## START Records to use

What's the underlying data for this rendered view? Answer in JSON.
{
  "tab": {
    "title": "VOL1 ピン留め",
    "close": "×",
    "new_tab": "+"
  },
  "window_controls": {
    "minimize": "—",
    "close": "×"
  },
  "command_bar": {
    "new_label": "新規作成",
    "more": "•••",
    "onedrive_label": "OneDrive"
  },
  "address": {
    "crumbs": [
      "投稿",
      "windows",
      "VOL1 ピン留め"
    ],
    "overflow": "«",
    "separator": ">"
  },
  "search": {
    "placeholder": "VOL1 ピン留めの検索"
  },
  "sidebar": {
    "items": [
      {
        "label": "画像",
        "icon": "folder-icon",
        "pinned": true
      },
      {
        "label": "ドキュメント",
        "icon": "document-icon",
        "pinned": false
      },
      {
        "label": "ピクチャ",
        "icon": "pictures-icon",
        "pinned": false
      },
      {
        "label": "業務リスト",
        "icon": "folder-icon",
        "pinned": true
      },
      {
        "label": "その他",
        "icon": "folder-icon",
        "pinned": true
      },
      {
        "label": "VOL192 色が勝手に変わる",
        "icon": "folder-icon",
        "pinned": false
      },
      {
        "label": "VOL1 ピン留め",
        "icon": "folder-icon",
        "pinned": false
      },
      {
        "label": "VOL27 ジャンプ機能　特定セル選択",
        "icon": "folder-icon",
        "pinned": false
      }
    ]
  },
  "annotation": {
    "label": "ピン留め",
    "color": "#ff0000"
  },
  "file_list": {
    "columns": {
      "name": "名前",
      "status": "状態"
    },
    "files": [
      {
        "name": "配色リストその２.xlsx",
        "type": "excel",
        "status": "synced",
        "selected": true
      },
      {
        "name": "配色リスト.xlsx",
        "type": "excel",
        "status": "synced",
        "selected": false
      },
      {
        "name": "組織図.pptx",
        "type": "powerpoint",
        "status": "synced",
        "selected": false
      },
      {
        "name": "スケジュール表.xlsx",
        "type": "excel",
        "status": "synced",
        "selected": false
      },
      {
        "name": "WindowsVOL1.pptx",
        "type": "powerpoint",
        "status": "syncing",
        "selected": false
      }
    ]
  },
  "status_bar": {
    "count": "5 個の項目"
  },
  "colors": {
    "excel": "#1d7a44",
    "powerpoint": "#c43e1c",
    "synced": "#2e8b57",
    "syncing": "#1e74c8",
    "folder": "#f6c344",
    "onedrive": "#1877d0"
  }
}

## END Records to use

## Do this
Return the listing above in its exact form.

## Written answer
What's the underlying data for this rendered view? Answer in JSON.
{
  "tab": {
    "title": "VOL1 ピン留め",
    "close": "×",
    "new_tab": "+"
  },
  "window_controls": {
    "minimize": "—",
    "close": "×"
  },
  "command_bar": {
    "new_label": "新規作成",
    "more": "•••",
    "onedrive_label": "OneDrive"
  },
  "address": {
    "crumbs": [
      "投稿",
      "windows",
      "VOL1 ピン留め"
    ],
    "overflow": "«",
    "separator": ">"
  },
  "search": {
    "placeholder": "VOL1 ピン留めの検索"
  },
  "sidebar": {
    "items": [
      {
        "label": "画像",
        "icon": "folder-icon",
        "pinned": true
      },
      {
        "label": "ドキュメント",
        "icon": "document-icon",
        "pinned": false
      },
      {
        "label": "ピクチャ",
        "icon": "pictures-icon",
        "pinned": false
      },
      {
        "label": "業務リスト",
        "icon": "folder-icon",
        "pinned": true
      },
      {
        "label": "その他",
        "icon": "folder-icon",
        "pinned": true
      },
      {
        "label": "VOL192 色が勝手に変わる",
        "icon": "folder-icon",
        "pinned": false
      },
      {
        "label": "VOL1 ピン留め",
        "icon": "folder-icon",
        "pinned": false
      },
      {
        "label": "VOL27 ジャンプ機能　特定セル選択",
        "icon": "folder-icon",
        "pinned": false
      }
    ]
  },
  "annotation": {
    "label": "ピン留め",
    "color": "#ff0000"
  },
  "file_list": {
    "columns": {
      "name": "名前",
      "status": "状態"
    },
    "files": [
      {
        "name": "配色リストその２.xlsx",
        "type": "excel",
        "status": "synced",
        "selected": true
      },
      {
        "name": "配色リスト.xlsx",
        "type": "excel",
        "status": "synced",
        "selected": false
      },
      {
        "name": "組織図.pptx",
        "type": "powerpoint",
        "status": "synced",
        "selected": false
      },
      {
        "name": "スケジュール表.xlsx",
        "type": "excel",
        "status": "synced",
        "selected": false
      },
      {
        "name": "WindowsVOL1.pptx",
        "type": "powerpoint",
        "status": "syncing",
        "selected": false
      }
    ]
  },
  "status_bar": {
    "count": "5 個の項目"
  },
  "colors": {
    "excel": "#1d7a44",
    "powerpoint": "#c43e1c",
    "synced": "#2e8b57",
    "syncing": "#1e74c8",
    "folder": "#f6c344",
    "onedrive": "#1877d0"
  }
}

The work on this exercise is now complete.